◆ Stated goal: Pick out each line in the listing below that contains the string "United" and copy those lines.

◆ Material shown:
* * *

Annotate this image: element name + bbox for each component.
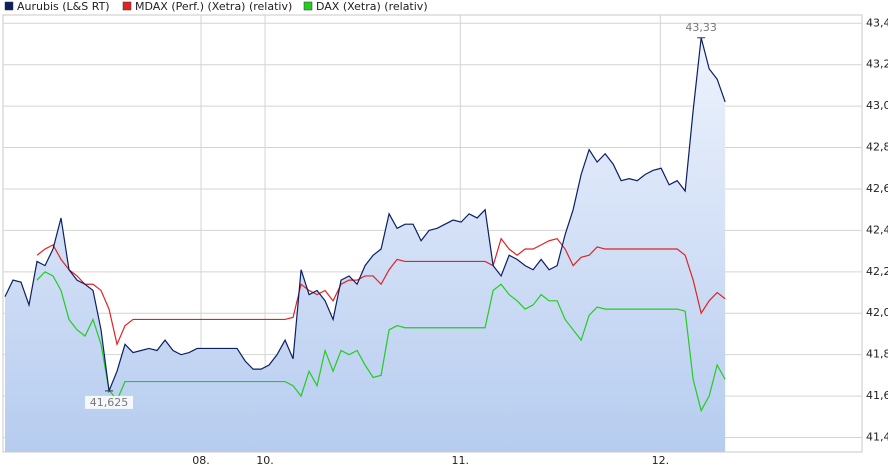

* * *

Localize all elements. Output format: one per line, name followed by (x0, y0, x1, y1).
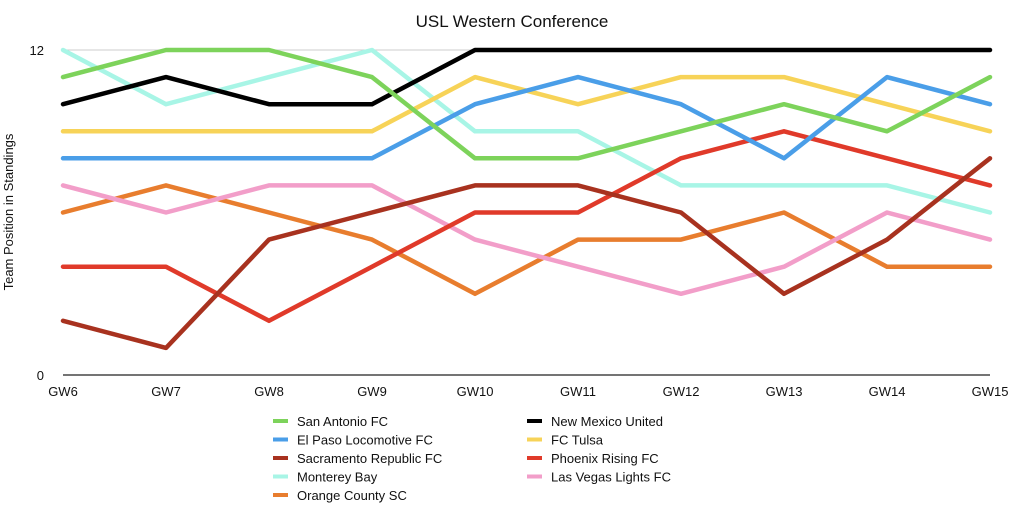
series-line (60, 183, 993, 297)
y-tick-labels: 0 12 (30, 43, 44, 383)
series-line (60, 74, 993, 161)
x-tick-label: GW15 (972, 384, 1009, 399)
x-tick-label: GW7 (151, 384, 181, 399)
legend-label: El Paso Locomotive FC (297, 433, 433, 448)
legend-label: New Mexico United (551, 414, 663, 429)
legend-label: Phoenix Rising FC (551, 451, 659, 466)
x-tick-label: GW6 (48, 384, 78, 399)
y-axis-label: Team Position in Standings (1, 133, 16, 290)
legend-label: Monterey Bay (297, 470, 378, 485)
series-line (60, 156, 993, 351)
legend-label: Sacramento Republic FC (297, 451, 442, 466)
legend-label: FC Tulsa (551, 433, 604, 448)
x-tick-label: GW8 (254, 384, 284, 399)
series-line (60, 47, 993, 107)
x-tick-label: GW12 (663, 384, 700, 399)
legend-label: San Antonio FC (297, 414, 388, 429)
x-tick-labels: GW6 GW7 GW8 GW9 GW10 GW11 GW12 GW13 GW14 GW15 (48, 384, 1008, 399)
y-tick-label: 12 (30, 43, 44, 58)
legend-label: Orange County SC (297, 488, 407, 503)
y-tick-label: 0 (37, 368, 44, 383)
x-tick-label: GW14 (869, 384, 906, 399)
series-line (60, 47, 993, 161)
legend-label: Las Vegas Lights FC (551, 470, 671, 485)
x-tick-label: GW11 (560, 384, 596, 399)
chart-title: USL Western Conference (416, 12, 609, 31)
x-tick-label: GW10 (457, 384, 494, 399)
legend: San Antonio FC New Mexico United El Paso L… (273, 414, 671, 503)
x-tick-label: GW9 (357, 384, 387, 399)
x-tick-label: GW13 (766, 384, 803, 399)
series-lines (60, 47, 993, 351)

* * *

◆ Exercise answer:
legend-label: New Mexico United (551, 414, 663, 429)
legend: San Antonio FC New Mexico United El Paso L… (273, 414, 671, 503)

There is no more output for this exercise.